> [PROVIDED MATERIAL]:
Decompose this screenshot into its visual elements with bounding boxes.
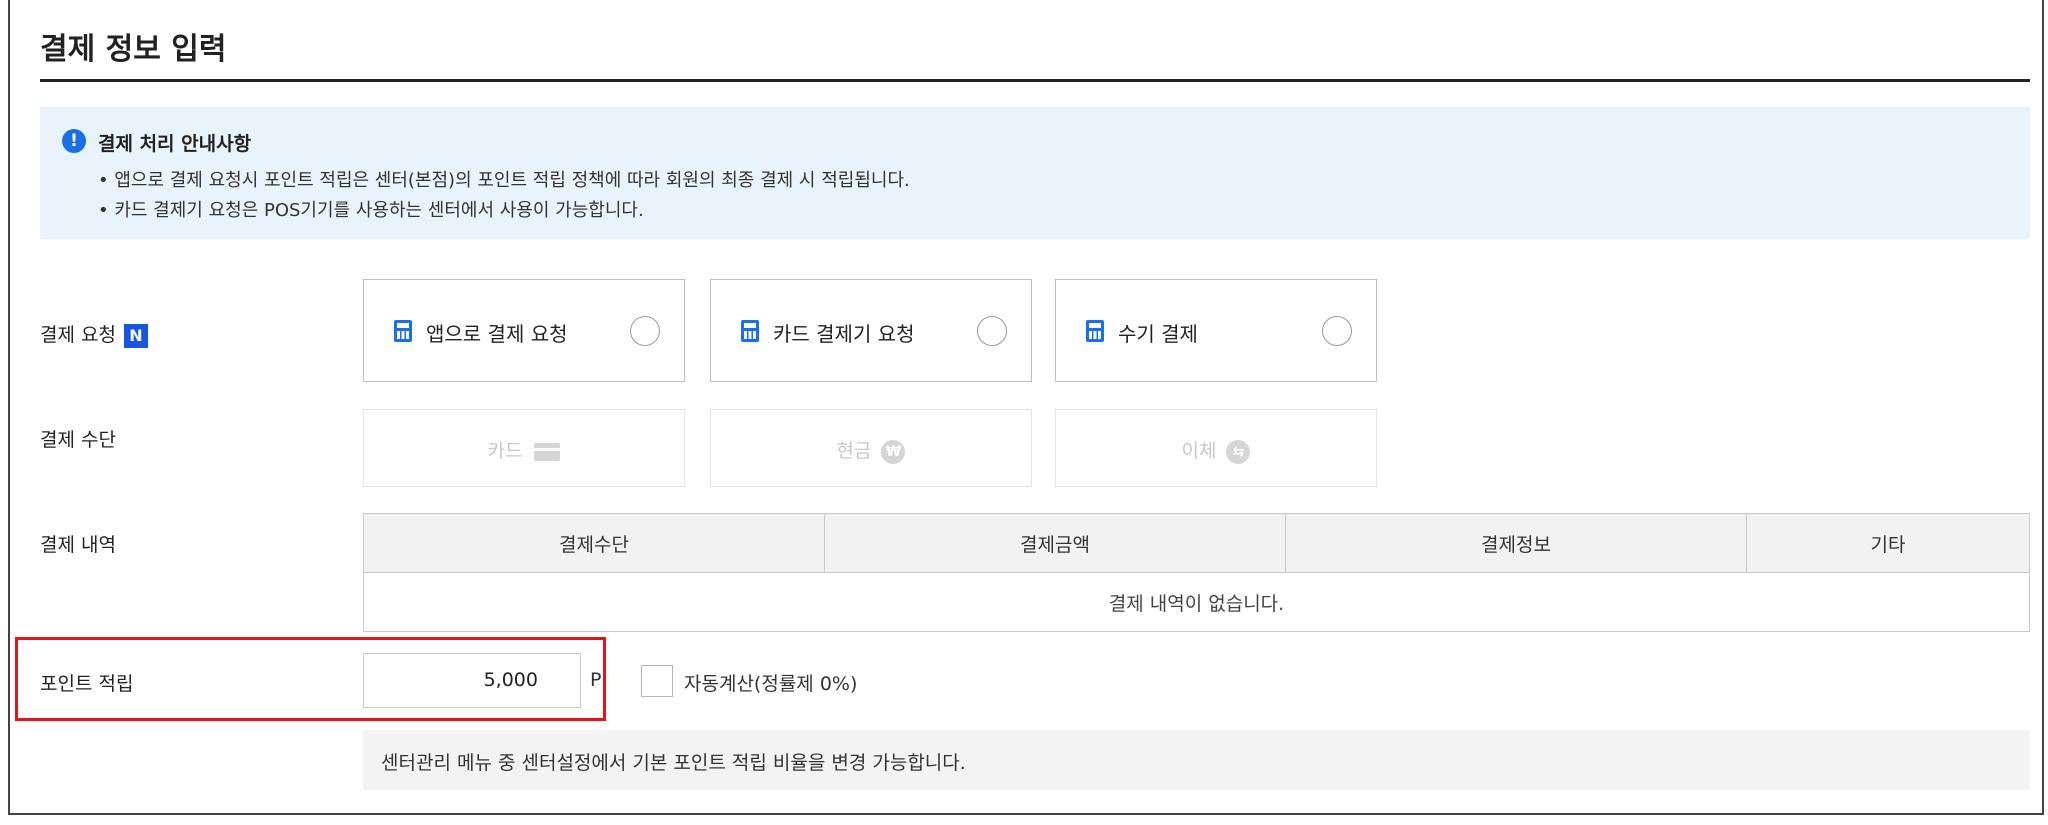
option-radio[interactable]: [1322, 316, 1352, 346]
option-radio[interactable]: [977, 316, 1007, 346]
method-label: 현금: [836, 440, 872, 462]
notice-box: ! 결제 처리 안내사항 • 앱으로 결제 요청시 포인트 적립은 센터(본점)…: [40, 107, 2030, 239]
method-label: 이체: [1181, 440, 1217, 462]
payment-method-card[interactable]: 카드: [363, 409, 685, 487]
table-header-row: 결제수단 결제금액 결제정보 기타: [363, 513, 2030, 573]
calculator-icon: [741, 320, 759, 342]
option-radio[interactable]: [630, 316, 660, 346]
payment-method-label: 결제 수단: [40, 429, 116, 451]
method-label: 카드: [487, 440, 523, 462]
help-bar: 센터관리 메뉴 중 센터설정에서 기본 포인트 적립 비율을 변경 가능합니다.: [363, 730, 2030, 790]
payment-method-transfer[interactable]: 이체 ⇆: [1055, 409, 1377, 487]
table-row: 결제 내역이 없습니다.: [363, 572, 2030, 632]
payment-request-label: 결제 요청 N: [40, 320, 148, 348]
payment-request-option-app[interactable]: 앱으로 결제 요청: [363, 279, 685, 382]
column-header: 기타: [1746, 513, 2030, 573]
calculator-icon: [394, 320, 412, 342]
option-label: 앱으로 결제 요청: [426, 322, 568, 346]
payment-method-cash[interactable]: 현금 ₩: [710, 409, 1032, 487]
column-header: 결제수단: [363, 513, 825, 573]
column-header: 결제정보: [1285, 513, 1747, 573]
auto-calc-checkbox[interactable]: [641, 665, 673, 697]
won-icon: ₩: [881, 439, 906, 464]
auto-calc-label[interactable]: 자동계산(정률제 0%): [684, 669, 857, 696]
card-icon: [534, 442, 561, 461]
notice-line: • 카드 결제기 요청은 POS기기를 사용하는 센터에서 사용이 가능합니다.: [98, 200, 644, 221]
calculator-icon: [1086, 320, 1104, 342]
option-label: 수기 결제: [1118, 322, 1198, 346]
page-title: 결제 정보 입력: [40, 32, 227, 67]
transfer-icon: ⇆: [1226, 439, 1251, 464]
payment-request-option-card-terminal[interactable]: 카드 결제기 요청: [710, 279, 1032, 382]
option-label: 카드 결제기 요청: [773, 322, 915, 346]
payment-request-option-manual[interactable]: 수기 결제: [1055, 279, 1377, 382]
help-text: 센터관리 메뉴 중 센터설정에서 기본 포인트 적립 비율을 변경 가능합니다.: [381, 752, 966, 774]
payment-history-label: 결제 내역: [40, 534, 116, 556]
title-divider: [40, 79, 2030, 82]
empty-state-text: 결제 내역이 없습니다.: [363, 572, 2030, 632]
column-header: 결제금액: [824, 513, 1286, 573]
payment-history-table: 결제수단 결제금액 결제정보 기타 결제 내역이 없습니다.: [363, 513, 2030, 632]
notice-line: • 앱으로 결제 요청시 포인트 적립은 센터(본점)의 포인트 적립 정책에 …: [98, 170, 910, 191]
notice-title: 결제 처리 안내사항: [98, 133, 252, 155]
highlight-box: [15, 637, 606, 721]
new-badge: N: [123, 323, 148, 348]
info-icon: !: [62, 129, 86, 153]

> [EXERCISE DESCRIPTION]: Turn all of the material above into a numbered list of its lines, skipping any blank lines. Leave the pictures out of your answer.

> [FINISHED ANSWER]:
1. Decompose this screenshot into its visual elements with bounding boxes.
2. option-radio[interactable]: [1322, 316, 1352, 346]
3. option-radio[interactable]: [977, 316, 1007, 346]
4. method-label: 현금: [836, 440, 872, 462]
5. notice-box: ! 결제 처리 안내사항 • 앱으로 결제 요청시 포인트 적립은 센터(본점)…: [40, 107, 2030, 239]
6. method-label: 이체: [1181, 440, 1217, 462]
7. payment-method-card[interactable]: 카드: [363, 409, 685, 487]
8. table-header-row: 결제수단 결제금액 결제정보 기타: [363, 513, 2030, 573]
9. calculator-icon: [741, 320, 759, 342]
10. option-radio[interactable]: [630, 316, 660, 346]
11. payment-method-label: 결제 수단: [40, 429, 116, 451]
12. method-label: 카드: [487, 440, 523, 462]
13. help-bar: 센터관리 메뉴 중 센터설정에서 기본 포인트 적립 비율을 변경 가능합니다.: [363, 730, 2030, 790]
14. payment-method-transfer[interactable]: 이체 ⇆: [1055, 409, 1377, 487]
15. table-row: 결제 내역이 없습니다.: [363, 572, 2030, 632]
16. payment-request-label: 결제 요청 N: [40, 320, 148, 348]
17. payment-request-option-app[interactable]: 앱으로 결제 요청: [363, 279, 685, 382]
18. column-header: 기타: [1746, 513, 2030, 573]
19. calculator-icon: [394, 320, 412, 342]
20. option-label: 앱으로 결제 요청: [426, 322, 568, 346]
21. payment-method-cash[interactable]: 현금 ₩: [710, 409, 1032, 487]
22. column-header: 결제수단: [363, 513, 825, 573]
23. column-header: 결제정보: [1285, 513, 1747, 573]
24. auto-calc-checkbox[interactable]: [641, 665, 673, 697]
25. won-icon: ₩: [881, 439, 906, 464]
26. auto-calc-label[interactable]: 자동계산(정률제 0%): [684, 669, 857, 696]
27. card-icon: [534, 442, 561, 461]
28. notice-line: • 카드 결제기 요청은 POS기기를 사용하는 센터에서 사용이 가능합니다.: [98, 200, 644, 221]
29. calculator-icon: [1086, 320, 1104, 342]
30. option-label: 수기 결제: [1118, 322, 1198, 346]
31. page-title: 결제 정보 입력: [40, 32, 227, 67]
32. transfer-icon: ⇆: [1226, 439, 1251, 464]
33. payment-request-option-card-terminal[interactable]: 카드 결제기 요청: [710, 279, 1032, 382]
34. option-label: 카드 결제기 요청: [773, 322, 915, 346]
35. payment-request-option-manual[interactable]: 수기 결제: [1055, 279, 1377, 382]
36. help-text: 센터관리 메뉴 중 센터설정에서 기본 포인트 적립 비율을 변경 가능합니다.: [381, 752, 966, 774]
37. payment-history-label: 결제 내역: [40, 534, 116, 556]
38. title-divider: [40, 79, 2030, 82]
39. empty-state-text: 결제 내역이 없습니다.: [363, 572, 2030, 632]
40. column-header: 결제금액: [824, 513, 1286, 573]
41. payment-history-table: 결제수단 결제금액 결제정보 기타 결제 내역이 없습니다.: [363, 513, 2030, 632]
42. notice-line: • 앱으로 결제 요청시 포인트 적립은 센터(본점)의 포인트 적립 정책에 …: [98, 170, 910, 191]
43. notice-title: 결제 처리 안내사항: [98, 133, 252, 155]
44. highlight-box: [15, 637, 606, 721]
45. new-badge: N: [123, 323, 148, 348]
46. info-icon: !: [62, 129, 86, 153]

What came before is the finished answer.